*Instructions to follow*
Print the entries below word for word; the pictures stay out of your copy.
[start Exercise material]
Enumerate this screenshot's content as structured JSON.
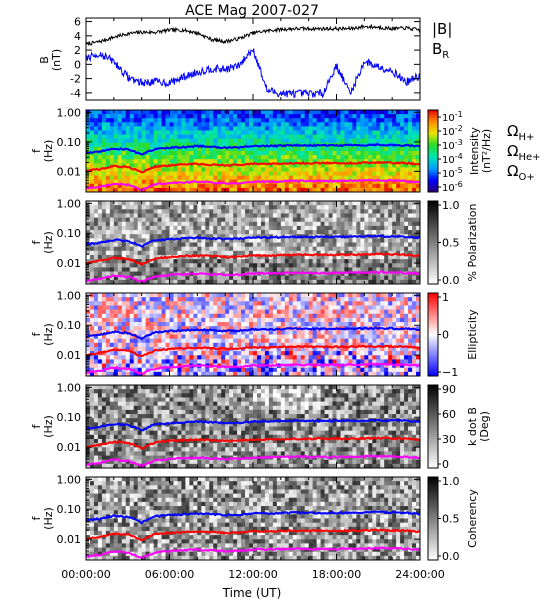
{
  "title": "ACE Mag 2007-027",
  "xaxis": {
    "label": "Time (UT)",
    "ticks": [
      "00:00:00",
      "06:00:00",
      "12:00:00",
      "18:00:00",
      "24:00:00"
    ],
    "range_hours": [
      0,
      24
    ]
  },
  "legend": {
    "B": {
      "label": "|B|",
      "color": "#000000"
    },
    "BR": {
      "label": "B",
      "sub": "R",
      "color": "#0000ff"
    },
    "H": {
      "label": "Ω",
      "sub": "H+",
      "color": "#0000ff"
    },
    "He": {
      "label": "Ω",
      "sub": "He+",
      "color": "#ff0000"
    },
    "O": {
      "label": "Ω",
      "sub": "O+",
      "color": "#ff00ff"
    }
  },
  "colors": {
    "blue": "#0000ff",
    "red": "#ff0000",
    "magenta": "#ff00ff",
    "black": "#000000"
  },
  "panels": [
    {
      "id": "mag",
      "ylabel_main": "B",
      "ylabel_unit": "(nT)",
      "yticks": [
        "6",
        "4",
        "2",
        "0",
        "-2",
        "-4"
      ],
      "ylim": [
        -5,
        6.5
      ]
    },
    {
      "id": "intensity",
      "ylabel_main": "f",
      "ylabel_unit": "(Hz)",
      "yticks": [
        "1.00",
        "0.10",
        "0.01"
      ],
      "colorbar_label": "Intensity",
      "colorbar_unit": "(nT²/Hz)",
      "colorbar_ticks": [
        {
          "base": "10",
          "exp": "-1"
        },
        {
          "base": "10",
          "exp": "-2"
        },
        {
          "base": "10",
          "exp": "-3"
        },
        {
          "base": "10",
          "exp": "-4"
        },
        {
          "base": "10",
          "exp": "-5"
        },
        {
          "base": "10",
          "exp": "-6"
        }
      ]
    },
    {
      "id": "polarization",
      "ylabel_main": "f",
      "ylabel_unit": "(Hz)",
      "yticks": [
        "1.00",
        "0.10",
        "0.01"
      ],
      "colorbar_label": "% Polarization",
      "colorbar_ticks": [
        "1.0",
        "0.5",
        "0.0"
      ]
    },
    {
      "id": "ellipticity",
      "ylabel_main": "f",
      "ylabel_unit": "(Hz)",
      "yticks": [
        "1.00",
        "0.10",
        "0.01"
      ],
      "colorbar_label": "Ellipticity",
      "colorbar_ticks": [
        "1",
        "0",
        "−1"
      ]
    },
    {
      "id": "kdotb",
      "ylabel_main": "f",
      "ylabel_unit": "(Hz)",
      "yticks": [
        "1.00",
        "0.10",
        "0.01"
      ],
      "colorbar_label": "k dot B",
      "colorbar_unit": "(Deg)",
      "colorbar_ticks": [
        "90",
        "60",
        "30",
        "0"
      ]
    },
    {
      "id": "coherency",
      "ylabel_main": "f",
      "ylabel_unit": "(Hz)",
      "yticks": [
        "1.00",
        "0.10",
        "0.01"
      ],
      "colorbar_label": "Coherency",
      "colorbar_ticks": [
        "1.0",
        "0.5",
        "0.0"
      ]
    }
  ],
  "chart_data": {
    "type": "line",
    "title": "ACE Mag 2007-027",
    "xlabel": "Time (UT)",
    "x_hours": [
      0,
      1,
      2,
      3,
      4,
      5,
      6,
      7,
      8,
      9,
      10,
      11,
      12,
      13,
      14,
      15,
      16,
      17,
      18,
      19,
      20,
      21,
      22,
      23,
      24
    ],
    "magnetic_field": {
      "ylabel": "B (nT)",
      "ylim": [
        -5,
        6.5
      ],
      "series": [
        {
          "name": "|B|",
          "values": [
            2.8,
            3.2,
            3.8,
            4.3,
            4.5,
            4.5,
            4.8,
            4.8,
            4.4,
            3.5,
            3.2,
            3.6,
            4.4,
            4.7,
            4.9,
            5.0,
            5.0,
            5.0,
            5.0,
            5.0,
            5.3,
            5.2,
            5.0,
            5.1,
            4.8
          ]
        },
        {
          "name": "B_R",
          "values": [
            0.8,
            1.5,
            0.4,
            -1.8,
            -2.6,
            -2.4,
            -2.6,
            -1.8,
            -1.1,
            -0.6,
            -0.7,
            -0.2,
            2.2,
            -3.6,
            -4.1,
            -4.1,
            -4.1,
            -4.1,
            -0.2,
            -4.1,
            0.4,
            -0.3,
            -0.9,
            -2.5,
            -1.6
          ]
        }
      ]
    },
    "spectrogram_freq_axis": {
      "scale": "log",
      "ylim_hz": [
        0.002,
        1.2
      ],
      "ticks_hz": [
        1.0,
        0.1,
        0.01
      ]
    },
    "gyrofrequencies_hz": [
      {
        "name": "ΩH+",
        "values": [
          0.042,
          0.048,
          0.06,
          0.055,
          0.036,
          0.058,
          0.063,
          0.067,
          0.072,
          0.068,
          0.064,
          0.066,
          0.072,
          0.072,
          0.074,
          0.077,
          0.076,
          0.075,
          0.076,
          0.076,
          0.078,
          0.08,
          0.078,
          0.076,
          0.07
        ]
      },
      {
        "name": "ΩHe+",
        "values": [
          0.01,
          0.012,
          0.015,
          0.014,
          0.009,
          0.0145,
          0.016,
          0.017,
          0.018,
          0.017,
          0.016,
          0.0165,
          0.018,
          0.018,
          0.0185,
          0.019,
          0.019,
          0.019,
          0.019,
          0.019,
          0.0195,
          0.02,
          0.0195,
          0.019,
          0.0175
        ]
      },
      {
        "name": "ΩO+",
        "values": [
          0.0026,
          0.003,
          0.0038,
          0.0035,
          0.0023,
          0.0036,
          0.004,
          0.0042,
          0.0045,
          0.0042,
          0.004,
          0.0041,
          0.0045,
          0.0045,
          0.0046,
          0.0048,
          0.0047,
          0.0047,
          0.0047,
          0.0048,
          0.0049,
          0.005,
          0.0049,
          0.0047,
          0.0044
        ]
      }
    ],
    "colorbars": [
      {
        "panel": "Intensity (nT²/Hz)",
        "scale": "log",
        "range": [
          1e-06,
          0.1
        ]
      },
      {
        "panel": "% Polarization",
        "range": [
          0,
          1
        ]
      },
      {
        "panel": "Ellipticity",
        "range": [
          -1,
          1
        ]
      },
      {
        "panel": "k dot B (Deg)",
        "range": [
          0,
          90
        ]
      },
      {
        "panel": "Coherency",
        "range": [
          0,
          1
        ]
      }
    ]
  }
}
[end Exercise material]
*Result of the exercise*
Enumerate this screenshot's content as structured JSON.
{
  "title": "ACE Mag 2007-027",
  "xaxis": {
    "label": "Time (UT)",
    "ticks": [
      "00:00:00",
      "06:00:00",
      "12:00:00",
      "18:00:00",
      "24:00:00"
    ],
    "range_hours": [
      0,
      24
    ]
  },
  "legend": {
    "B": {
      "label": "|B|",
      "color": "#000000"
    },
    "BR": {
      "label": "B",
      "sub": "R",
      "color": "#0000ff"
    },
    "H": {
      "label": "Ω",
      "sub": "H+",
      "color": "#0000ff"
    },
    "He": {
      "label": "Ω",
      "sub": "He+",
      "color": "#ff0000"
    },
    "O": {
      "label": "Ω",
      "sub": "O+",
      "color": "#ff00ff"
    }
  },
  "colors": {
    "blue": "#0000ff",
    "red": "#ff0000",
    "magenta": "#ff00ff",
    "black": "#000000"
  },
  "panels": [
    {
      "id": "mag",
      "ylabel_main": "B",
      "ylabel_unit": "(nT)",
      "yticks": [
        "6",
        "4",
        "2",
        "0",
        "-2",
        "-4"
      ],
      "ylim": [
        -5,
        6.5
      ]
    },
    {
      "id": "intensity",
      "ylabel_main": "f",
      "ylabel_unit": "(Hz)",
      "yticks": [
        "1.00",
        "0.10",
        "0.01"
      ],
      "colorbar_label": "Intensity",
      "colorbar_unit": "(nT²/Hz)",
      "colorbar_ticks": [
        {
          "base": "10",
          "exp": "-1"
        },
        {
          "base": "10",
          "exp": "-2"
        },
        {
          "base": "10",
          "exp": "-3"
        },
        {
          "base": "10",
          "exp": "-4"
        },
        {
          "base": "10",
          "exp": "-5"
        },
        {
          "base": "10",
          "exp": "-6"
        }
      ]
    },
    {
      "id": "polarization",
      "ylabel_main": "f",
      "ylabel_unit": "(Hz)",
      "yticks": [
        "1.00",
        "0.10",
        "0.01"
      ],
      "colorbar_label": "% Polarization",
      "colorbar_ticks": [
        "1.0",
        "0.5",
        "0.0"
      ]
    },
    {
      "id": "ellipticity",
      "ylabel_main": "f",
      "ylabel_unit": "(Hz)",
      "yticks": [
        "1.00",
        "0.10",
        "0.01"
      ],
      "colorbar_label": "Ellipticity",
      "colorbar_ticks": [
        "1",
        "0",
        "−1"
      ]
    },
    {
      "id": "kdotb",
      "ylabel_main": "f",
      "ylabel_unit": "(Hz)",
      "yticks": [
        "1.00",
        "0.10",
        "0.01"
      ],
      "colorbar_label": "k dot B",
      "colorbar_unit": "(Deg)",
      "colorbar_ticks": [
        "90",
        "60",
        "30",
        "0"
      ]
    },
    {
      "id": "coherency",
      "ylabel_main": "f",
      "ylabel_unit": "(Hz)",
      "yticks": [
        "1.00",
        "0.10",
        "0.01"
      ],
      "colorbar_label": "Coherency",
      "colorbar_ticks": [
        "1.0",
        "0.5",
        "0.0"
      ]
    }
  ],
  "chart_data": {
    "type": "line",
    "title": "ACE Mag 2007-027",
    "xlabel": "Time (UT)",
    "x_hours": [
      0,
      1,
      2,
      3,
      4,
      5,
      6,
      7,
      8,
      9,
      10,
      11,
      12,
      13,
      14,
      15,
      16,
      17,
      18,
      19,
      20,
      21,
      22,
      23,
      24
    ],
    "magnetic_field": {
      "ylabel": "B (nT)",
      "ylim": [
        -5,
        6.5
      ],
      "series": [
        {
          "name": "|B|",
          "values": [
            2.8,
            3.2,
            3.8,
            4.3,
            4.5,
            4.5,
            4.8,
            4.8,
            4.4,
            3.5,
            3.2,
            3.6,
            4.4,
            4.7,
            4.9,
            5.0,
            5.0,
            5.0,
            5.0,
            5.0,
            5.3,
            5.2,
            5.0,
            5.1,
            4.8
          ]
        },
        {
          "name": "B_R",
          "values": [
            0.8,
            1.5,
            0.4,
            -1.8,
            -2.6,
            -2.4,
            -2.6,
            -1.8,
            -1.1,
            -0.6,
            -0.7,
            -0.2,
            2.2,
            -3.6,
            -4.1,
            -4.1,
            -4.1,
            -4.1,
            -0.2,
            -4.1,
            0.4,
            -0.3,
            -0.9,
            -2.5,
            -1.6
          ]
        }
      ]
    },
    "spectrogram_freq_axis": {
      "scale": "log",
      "ylim_hz": [
        0.002,
        1.2
      ],
      "ticks_hz": [
        1.0,
        0.1,
        0.01
      ]
    },
    "gyrofrequencies_hz": [
      {
        "name": "ΩH+",
        "values": [
          0.042,
          0.048,
          0.06,
          0.055,
          0.036,
          0.058,
          0.063,
          0.067,
          0.072,
          0.068,
          0.064,
          0.066,
          0.072,
          0.072,
          0.074,
          0.077,
          0.076,
          0.075,
          0.076,
          0.076,
          0.078,
          0.08,
          0.078,
          0.076,
          0.07
        ]
      },
      {
        "name": "ΩHe+",
        "values": [
          0.01,
          0.012,
          0.015,
          0.014,
          0.009,
          0.0145,
          0.016,
          0.017,
          0.018,
          0.017,
          0.016,
          0.0165,
          0.018,
          0.018,
          0.0185,
          0.019,
          0.019,
          0.019,
          0.019,
          0.019,
          0.0195,
          0.02,
          0.0195,
          0.019,
          0.0175
        ]
      },
      {
        "name": "ΩO+",
        "values": [
          0.0026,
          0.003,
          0.0038,
          0.0035,
          0.0023,
          0.0036,
          0.004,
          0.0042,
          0.0045,
          0.0042,
          0.004,
          0.0041,
          0.0045,
          0.0045,
          0.0046,
          0.0048,
          0.0047,
          0.0047,
          0.0047,
          0.0048,
          0.0049,
          0.005,
          0.0049,
          0.0047,
          0.0044
        ]
      }
    ],
    "colorbars": [
      {
        "panel": "Intensity (nT²/Hz)",
        "scale": "log",
        "range": [
          1e-06,
          0.1
        ]
      },
      {
        "panel": "% Polarization",
        "range": [
          0,
          1
        ]
      },
      {
        "panel": "Ellipticity",
        "range": [
          -1,
          1
        ]
      },
      {
        "panel": "k dot B (Deg)",
        "range": [
          0,
          90
        ]
      },
      {
        "panel": "Coherency",
        "range": [
          0,
          1
        ]
      }
    ]
  }
}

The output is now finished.